▶ **Work instructions**: Pick out the lines in the listing below that contain the word "ylabel" and copy them.

[Saved entries]
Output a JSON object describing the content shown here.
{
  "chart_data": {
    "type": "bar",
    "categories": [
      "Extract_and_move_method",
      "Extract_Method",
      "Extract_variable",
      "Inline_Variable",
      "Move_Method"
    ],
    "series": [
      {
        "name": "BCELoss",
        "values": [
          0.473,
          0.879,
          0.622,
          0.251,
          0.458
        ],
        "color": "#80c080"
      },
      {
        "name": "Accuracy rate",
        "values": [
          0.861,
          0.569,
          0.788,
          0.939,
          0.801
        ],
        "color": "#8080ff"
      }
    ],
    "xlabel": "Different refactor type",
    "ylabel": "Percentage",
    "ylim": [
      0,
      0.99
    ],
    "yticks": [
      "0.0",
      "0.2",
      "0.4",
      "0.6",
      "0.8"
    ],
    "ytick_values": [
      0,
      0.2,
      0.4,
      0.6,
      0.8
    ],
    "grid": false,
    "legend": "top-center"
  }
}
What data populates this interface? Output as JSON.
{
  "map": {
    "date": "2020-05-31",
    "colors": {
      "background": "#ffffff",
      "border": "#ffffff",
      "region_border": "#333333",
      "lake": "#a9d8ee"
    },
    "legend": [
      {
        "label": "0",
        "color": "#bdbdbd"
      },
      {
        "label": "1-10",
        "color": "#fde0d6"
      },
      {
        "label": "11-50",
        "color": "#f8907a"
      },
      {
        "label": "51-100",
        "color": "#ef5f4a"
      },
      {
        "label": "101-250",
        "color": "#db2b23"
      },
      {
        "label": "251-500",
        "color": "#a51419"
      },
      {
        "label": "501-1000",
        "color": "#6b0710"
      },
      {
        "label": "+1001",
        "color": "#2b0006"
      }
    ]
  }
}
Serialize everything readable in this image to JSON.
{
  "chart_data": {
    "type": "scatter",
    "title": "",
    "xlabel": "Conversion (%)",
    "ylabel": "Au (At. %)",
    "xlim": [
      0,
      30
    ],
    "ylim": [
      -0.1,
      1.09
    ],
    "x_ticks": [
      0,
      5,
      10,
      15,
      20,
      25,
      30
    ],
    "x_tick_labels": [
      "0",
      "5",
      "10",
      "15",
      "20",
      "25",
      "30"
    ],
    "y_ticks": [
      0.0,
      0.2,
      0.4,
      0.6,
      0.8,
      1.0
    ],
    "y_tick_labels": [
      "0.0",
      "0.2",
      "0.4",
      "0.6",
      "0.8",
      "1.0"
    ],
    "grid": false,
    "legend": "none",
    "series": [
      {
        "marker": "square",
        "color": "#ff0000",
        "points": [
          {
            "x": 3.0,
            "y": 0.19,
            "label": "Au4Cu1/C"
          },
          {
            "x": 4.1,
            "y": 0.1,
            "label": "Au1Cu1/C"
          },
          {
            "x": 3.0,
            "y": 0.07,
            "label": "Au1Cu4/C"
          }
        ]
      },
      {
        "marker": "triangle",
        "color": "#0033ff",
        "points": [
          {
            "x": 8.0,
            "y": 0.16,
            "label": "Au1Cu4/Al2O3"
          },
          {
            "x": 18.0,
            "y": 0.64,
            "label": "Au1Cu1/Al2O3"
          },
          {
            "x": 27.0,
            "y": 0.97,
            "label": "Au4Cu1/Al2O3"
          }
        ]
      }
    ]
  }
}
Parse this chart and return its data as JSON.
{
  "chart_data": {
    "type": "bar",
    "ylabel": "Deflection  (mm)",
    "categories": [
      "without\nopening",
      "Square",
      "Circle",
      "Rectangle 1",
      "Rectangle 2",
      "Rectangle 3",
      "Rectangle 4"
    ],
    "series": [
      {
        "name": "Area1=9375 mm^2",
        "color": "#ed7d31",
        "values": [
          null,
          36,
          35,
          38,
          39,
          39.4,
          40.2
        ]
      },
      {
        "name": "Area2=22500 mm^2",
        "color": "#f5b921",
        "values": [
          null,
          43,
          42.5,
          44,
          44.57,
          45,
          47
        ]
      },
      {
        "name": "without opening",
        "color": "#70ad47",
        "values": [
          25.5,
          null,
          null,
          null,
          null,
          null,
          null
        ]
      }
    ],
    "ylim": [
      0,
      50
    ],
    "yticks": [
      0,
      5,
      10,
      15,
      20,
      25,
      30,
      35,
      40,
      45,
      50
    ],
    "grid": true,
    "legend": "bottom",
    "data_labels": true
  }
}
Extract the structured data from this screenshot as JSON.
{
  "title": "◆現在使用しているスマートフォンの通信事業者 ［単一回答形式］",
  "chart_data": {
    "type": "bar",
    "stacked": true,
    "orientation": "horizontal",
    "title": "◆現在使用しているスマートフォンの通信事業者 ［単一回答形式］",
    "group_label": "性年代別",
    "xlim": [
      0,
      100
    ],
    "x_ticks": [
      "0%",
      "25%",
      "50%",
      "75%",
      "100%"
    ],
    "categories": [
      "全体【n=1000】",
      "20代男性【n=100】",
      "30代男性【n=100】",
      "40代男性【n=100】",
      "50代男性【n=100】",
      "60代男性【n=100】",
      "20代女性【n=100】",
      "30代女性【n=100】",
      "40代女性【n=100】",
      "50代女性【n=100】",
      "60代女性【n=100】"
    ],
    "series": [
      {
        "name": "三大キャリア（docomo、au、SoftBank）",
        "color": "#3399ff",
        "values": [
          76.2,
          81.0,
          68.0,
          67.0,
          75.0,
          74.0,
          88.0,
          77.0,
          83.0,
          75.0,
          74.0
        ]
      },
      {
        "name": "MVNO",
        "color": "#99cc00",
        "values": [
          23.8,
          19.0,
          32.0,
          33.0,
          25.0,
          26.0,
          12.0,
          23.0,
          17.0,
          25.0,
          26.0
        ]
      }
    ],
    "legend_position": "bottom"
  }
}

▶ **Output of the exercise**:
    "ylabel": "Percentage",
    "ylabel": "Au (At. %)",
    "ylabel": "Deflection  (mm)",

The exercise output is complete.